EXERCISE:
Output only the span of lines that begins at the line containing "OCR this image." and ends at the last line of the data, both included, exactly as they appear.

***

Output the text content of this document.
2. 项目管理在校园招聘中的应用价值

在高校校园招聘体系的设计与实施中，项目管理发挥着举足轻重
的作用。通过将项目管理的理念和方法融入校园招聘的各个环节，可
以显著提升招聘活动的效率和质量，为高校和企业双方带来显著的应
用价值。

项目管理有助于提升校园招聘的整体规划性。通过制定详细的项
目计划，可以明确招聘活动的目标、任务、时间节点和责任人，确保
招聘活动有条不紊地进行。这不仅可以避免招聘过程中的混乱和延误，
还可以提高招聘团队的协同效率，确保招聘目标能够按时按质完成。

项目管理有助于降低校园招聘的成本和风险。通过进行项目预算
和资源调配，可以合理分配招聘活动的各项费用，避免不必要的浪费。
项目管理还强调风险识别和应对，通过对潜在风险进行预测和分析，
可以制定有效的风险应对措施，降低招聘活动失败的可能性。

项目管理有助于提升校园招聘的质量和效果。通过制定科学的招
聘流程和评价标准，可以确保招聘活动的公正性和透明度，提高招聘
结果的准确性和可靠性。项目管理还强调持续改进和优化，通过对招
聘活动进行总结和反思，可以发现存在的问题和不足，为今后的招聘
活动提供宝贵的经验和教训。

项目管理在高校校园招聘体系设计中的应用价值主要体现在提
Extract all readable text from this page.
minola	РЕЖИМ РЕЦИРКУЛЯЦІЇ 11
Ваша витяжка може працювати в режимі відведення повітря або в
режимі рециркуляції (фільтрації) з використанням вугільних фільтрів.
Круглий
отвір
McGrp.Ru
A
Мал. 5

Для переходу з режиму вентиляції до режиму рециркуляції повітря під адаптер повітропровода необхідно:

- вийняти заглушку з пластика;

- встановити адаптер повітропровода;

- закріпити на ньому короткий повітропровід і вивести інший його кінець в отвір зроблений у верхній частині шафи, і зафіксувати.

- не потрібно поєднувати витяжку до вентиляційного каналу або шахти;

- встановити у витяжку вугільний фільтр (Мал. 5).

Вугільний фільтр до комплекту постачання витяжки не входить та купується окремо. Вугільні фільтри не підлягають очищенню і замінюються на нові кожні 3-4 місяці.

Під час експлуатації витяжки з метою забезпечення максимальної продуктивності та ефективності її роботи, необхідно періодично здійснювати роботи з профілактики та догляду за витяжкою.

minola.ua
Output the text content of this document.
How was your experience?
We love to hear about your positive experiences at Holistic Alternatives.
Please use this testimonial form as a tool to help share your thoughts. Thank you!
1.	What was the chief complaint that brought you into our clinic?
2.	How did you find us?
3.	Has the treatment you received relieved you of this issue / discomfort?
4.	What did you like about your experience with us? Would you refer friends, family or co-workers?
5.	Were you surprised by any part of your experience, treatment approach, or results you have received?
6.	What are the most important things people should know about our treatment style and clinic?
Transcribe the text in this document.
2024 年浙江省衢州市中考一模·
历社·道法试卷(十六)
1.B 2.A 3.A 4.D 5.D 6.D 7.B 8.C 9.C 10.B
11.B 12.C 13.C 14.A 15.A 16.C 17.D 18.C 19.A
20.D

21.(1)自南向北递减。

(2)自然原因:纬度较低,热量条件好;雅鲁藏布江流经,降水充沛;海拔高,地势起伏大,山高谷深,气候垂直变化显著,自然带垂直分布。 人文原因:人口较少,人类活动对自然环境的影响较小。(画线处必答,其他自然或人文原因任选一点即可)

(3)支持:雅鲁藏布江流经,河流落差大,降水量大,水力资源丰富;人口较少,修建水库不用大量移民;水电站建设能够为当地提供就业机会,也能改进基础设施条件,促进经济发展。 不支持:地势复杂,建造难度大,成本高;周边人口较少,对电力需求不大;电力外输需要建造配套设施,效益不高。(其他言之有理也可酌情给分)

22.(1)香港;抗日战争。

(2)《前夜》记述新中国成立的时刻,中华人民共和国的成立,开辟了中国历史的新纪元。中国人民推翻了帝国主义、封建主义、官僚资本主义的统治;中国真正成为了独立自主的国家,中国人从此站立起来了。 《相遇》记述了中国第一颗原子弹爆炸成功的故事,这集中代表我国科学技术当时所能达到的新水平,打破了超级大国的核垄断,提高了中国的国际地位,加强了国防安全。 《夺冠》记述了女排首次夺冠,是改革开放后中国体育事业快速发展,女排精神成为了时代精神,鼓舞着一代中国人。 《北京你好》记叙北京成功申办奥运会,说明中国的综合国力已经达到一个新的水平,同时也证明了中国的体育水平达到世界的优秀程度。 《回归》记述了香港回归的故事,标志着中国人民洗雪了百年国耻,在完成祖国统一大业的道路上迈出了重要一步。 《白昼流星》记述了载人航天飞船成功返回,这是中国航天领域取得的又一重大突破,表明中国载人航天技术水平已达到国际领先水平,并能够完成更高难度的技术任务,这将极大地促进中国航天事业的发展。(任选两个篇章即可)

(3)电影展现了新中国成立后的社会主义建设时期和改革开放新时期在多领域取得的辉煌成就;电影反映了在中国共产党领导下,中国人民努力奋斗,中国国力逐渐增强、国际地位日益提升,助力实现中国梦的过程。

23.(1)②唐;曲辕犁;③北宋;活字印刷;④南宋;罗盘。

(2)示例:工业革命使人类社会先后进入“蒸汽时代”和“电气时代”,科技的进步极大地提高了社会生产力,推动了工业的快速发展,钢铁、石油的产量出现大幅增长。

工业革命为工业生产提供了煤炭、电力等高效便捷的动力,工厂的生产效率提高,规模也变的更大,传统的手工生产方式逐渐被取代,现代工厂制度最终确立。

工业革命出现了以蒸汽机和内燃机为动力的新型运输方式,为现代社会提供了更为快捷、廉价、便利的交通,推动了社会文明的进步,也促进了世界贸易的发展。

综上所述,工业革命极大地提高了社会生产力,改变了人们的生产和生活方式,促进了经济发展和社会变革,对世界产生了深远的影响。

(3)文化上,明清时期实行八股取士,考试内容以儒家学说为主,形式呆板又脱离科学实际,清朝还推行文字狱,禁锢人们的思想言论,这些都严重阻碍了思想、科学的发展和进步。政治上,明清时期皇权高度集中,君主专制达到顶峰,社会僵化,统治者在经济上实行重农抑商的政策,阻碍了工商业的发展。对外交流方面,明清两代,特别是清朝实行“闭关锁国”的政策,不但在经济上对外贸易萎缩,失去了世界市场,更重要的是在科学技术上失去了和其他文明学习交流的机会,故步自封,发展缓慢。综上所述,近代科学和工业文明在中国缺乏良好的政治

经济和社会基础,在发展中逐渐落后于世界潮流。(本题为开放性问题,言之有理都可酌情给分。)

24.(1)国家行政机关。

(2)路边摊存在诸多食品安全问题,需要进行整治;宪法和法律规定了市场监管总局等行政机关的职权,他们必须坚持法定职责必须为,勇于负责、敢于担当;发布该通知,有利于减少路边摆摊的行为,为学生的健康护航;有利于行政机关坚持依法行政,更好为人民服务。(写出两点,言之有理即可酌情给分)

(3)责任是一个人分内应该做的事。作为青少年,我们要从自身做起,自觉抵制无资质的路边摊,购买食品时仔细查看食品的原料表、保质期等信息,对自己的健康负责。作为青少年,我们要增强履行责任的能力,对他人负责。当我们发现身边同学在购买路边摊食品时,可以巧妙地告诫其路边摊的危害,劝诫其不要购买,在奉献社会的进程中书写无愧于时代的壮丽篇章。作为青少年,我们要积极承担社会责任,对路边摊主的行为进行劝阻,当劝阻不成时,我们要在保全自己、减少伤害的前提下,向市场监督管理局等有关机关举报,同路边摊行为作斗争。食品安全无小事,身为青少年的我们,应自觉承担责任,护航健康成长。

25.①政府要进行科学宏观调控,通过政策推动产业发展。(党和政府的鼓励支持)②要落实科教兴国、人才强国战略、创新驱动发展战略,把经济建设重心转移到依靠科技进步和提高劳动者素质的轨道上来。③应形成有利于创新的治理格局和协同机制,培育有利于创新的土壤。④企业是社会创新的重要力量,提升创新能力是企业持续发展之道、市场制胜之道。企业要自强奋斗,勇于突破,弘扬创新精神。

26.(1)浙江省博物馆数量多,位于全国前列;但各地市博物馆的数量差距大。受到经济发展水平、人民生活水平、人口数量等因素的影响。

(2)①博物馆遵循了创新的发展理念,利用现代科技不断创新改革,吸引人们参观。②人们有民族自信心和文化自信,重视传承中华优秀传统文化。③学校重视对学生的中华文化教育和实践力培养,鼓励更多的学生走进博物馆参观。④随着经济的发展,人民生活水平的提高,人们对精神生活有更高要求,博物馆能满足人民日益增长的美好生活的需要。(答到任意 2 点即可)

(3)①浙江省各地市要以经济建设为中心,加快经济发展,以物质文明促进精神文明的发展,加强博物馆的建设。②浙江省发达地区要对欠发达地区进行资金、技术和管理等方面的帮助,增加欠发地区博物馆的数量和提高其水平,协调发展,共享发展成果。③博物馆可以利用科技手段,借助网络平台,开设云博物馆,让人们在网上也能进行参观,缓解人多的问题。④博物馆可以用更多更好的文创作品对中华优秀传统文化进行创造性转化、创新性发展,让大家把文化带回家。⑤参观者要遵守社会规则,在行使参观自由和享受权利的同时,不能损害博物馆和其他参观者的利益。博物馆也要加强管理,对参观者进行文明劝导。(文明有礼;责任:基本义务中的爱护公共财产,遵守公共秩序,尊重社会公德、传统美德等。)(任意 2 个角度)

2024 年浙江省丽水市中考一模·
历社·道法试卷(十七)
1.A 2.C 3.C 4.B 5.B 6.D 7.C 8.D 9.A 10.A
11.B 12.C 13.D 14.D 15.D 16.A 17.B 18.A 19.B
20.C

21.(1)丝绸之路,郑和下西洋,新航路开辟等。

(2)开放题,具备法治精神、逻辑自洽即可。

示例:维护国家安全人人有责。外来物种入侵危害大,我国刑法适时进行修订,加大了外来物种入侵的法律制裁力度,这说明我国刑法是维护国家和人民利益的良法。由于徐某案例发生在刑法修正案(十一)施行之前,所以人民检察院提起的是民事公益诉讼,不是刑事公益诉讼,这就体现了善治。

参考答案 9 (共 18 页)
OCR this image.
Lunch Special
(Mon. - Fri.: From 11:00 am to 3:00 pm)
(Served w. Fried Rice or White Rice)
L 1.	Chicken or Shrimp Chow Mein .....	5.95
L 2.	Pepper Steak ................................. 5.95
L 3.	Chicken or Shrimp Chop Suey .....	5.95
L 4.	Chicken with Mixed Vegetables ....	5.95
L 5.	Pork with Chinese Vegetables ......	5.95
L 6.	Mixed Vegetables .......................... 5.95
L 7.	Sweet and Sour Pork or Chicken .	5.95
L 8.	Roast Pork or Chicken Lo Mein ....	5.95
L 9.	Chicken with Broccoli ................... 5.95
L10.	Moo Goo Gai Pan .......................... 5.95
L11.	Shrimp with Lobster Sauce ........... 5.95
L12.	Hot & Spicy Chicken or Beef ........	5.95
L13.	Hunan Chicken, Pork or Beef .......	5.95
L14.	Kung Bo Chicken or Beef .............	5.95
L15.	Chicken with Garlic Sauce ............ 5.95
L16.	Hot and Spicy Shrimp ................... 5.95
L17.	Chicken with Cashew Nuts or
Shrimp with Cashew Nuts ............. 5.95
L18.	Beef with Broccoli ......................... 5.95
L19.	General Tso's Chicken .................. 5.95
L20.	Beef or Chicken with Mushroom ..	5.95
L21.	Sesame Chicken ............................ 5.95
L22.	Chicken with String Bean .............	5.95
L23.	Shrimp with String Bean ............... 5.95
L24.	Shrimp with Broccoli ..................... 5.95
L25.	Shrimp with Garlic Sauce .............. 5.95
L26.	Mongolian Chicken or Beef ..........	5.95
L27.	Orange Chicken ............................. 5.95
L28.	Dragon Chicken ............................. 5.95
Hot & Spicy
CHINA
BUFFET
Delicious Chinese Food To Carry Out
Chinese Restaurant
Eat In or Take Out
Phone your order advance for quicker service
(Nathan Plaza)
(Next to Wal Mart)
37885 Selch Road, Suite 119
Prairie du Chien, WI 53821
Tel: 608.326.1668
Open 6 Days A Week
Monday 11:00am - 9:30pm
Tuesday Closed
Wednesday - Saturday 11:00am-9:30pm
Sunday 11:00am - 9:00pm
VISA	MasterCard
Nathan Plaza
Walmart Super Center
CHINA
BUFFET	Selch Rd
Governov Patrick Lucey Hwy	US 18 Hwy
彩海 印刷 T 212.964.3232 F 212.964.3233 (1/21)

***

EXERCISE RESPONSE:
OCR this image.
Lunch Special
(Mon. - Fri.: From 11:00 am to 3:00 pm)
(Served w. Fried Rice or White Rice)
L 1.	Chicken or Shrimp Chow Mein .....	5.95
L 2.	Pepper Steak ................................. 5.95
L 3.	Chicken or Shrimp Chop Suey .....	5.95
L 4.	Chicken with Mixed Vegetables ....	5.95
L 5.	Pork with Chinese Vegetables ......	5.95
L 6.	Mixed Vegetables .......................... 5.95
L 7.	Sweet and Sour Pork or Chicken .	5.95
L 8.	Roast Pork or Chicken Lo Mein ....	5.95
L 9.	Chicken with Broccoli ................... 5.95
L10.	Moo Goo Gai Pan .......................... 5.95
L11.	Shrimp with Lobster Sauce ........... 5.95
L12.	Hot & Spicy Chicken or Beef ........	5.95
L13.	Hunan Chicken, Pork or Beef .......	5.95
L14.	Kung Bo Chicken or Beef .............	5.95
L15.	Chicken with Garlic Sauce ............ 5.95
L16.	Hot and Spicy Shrimp ................... 5.95
L17.	Chicken with Cashew Nuts or
Shrimp with Cashew Nuts ............. 5.95
L18.	Beef with Broccoli ......................... 5.95
L19.	General Tso's Chicken .................. 5.95
L20.	Beef or Chicken with Mushroom ..	5.95
L21.	Sesame Chicken ............................ 5.95
L22.	Chicken with String Bean .............	5.95
L23.	Shrimp with String Bean ............... 5.95
L24.	Shrimp with Broccoli ..................... 5.95
L25.	Shrimp with Garlic Sauce .............. 5.95
L26.	Mongolian Chicken or Beef ..........	5.95
L27.	Orange Chicken ............................. 5.95
L28.	Dragon Chicken ............................. 5.95
Hot & Spicy
CHINA
BUFFET
Delicious Chinese Food To Carry Out
Chinese Restaurant
Eat In or Take Out
Phone your order advance for quicker service
(Nathan Plaza)
(Next to Wal Mart)
37885 Selch Road, Suite 119
Prairie du Chien, WI 53821
Tel: 608.326.1668
Open 6 Days A Week
Monday 11:00am - 9:30pm
Tuesday Closed
Wednesday - Saturday 11:00am-9:30pm
Sunday 11:00am - 9:00pm
VISA	MasterCard
Nathan Plaza
Walmart Super Center
CHINA
BUFFET	Selch Rd
Governov Patrick Lucey Hwy	US 18 Hwy
彩海 印刷 T 212.964.3232 F 212.964.3233 (1/21)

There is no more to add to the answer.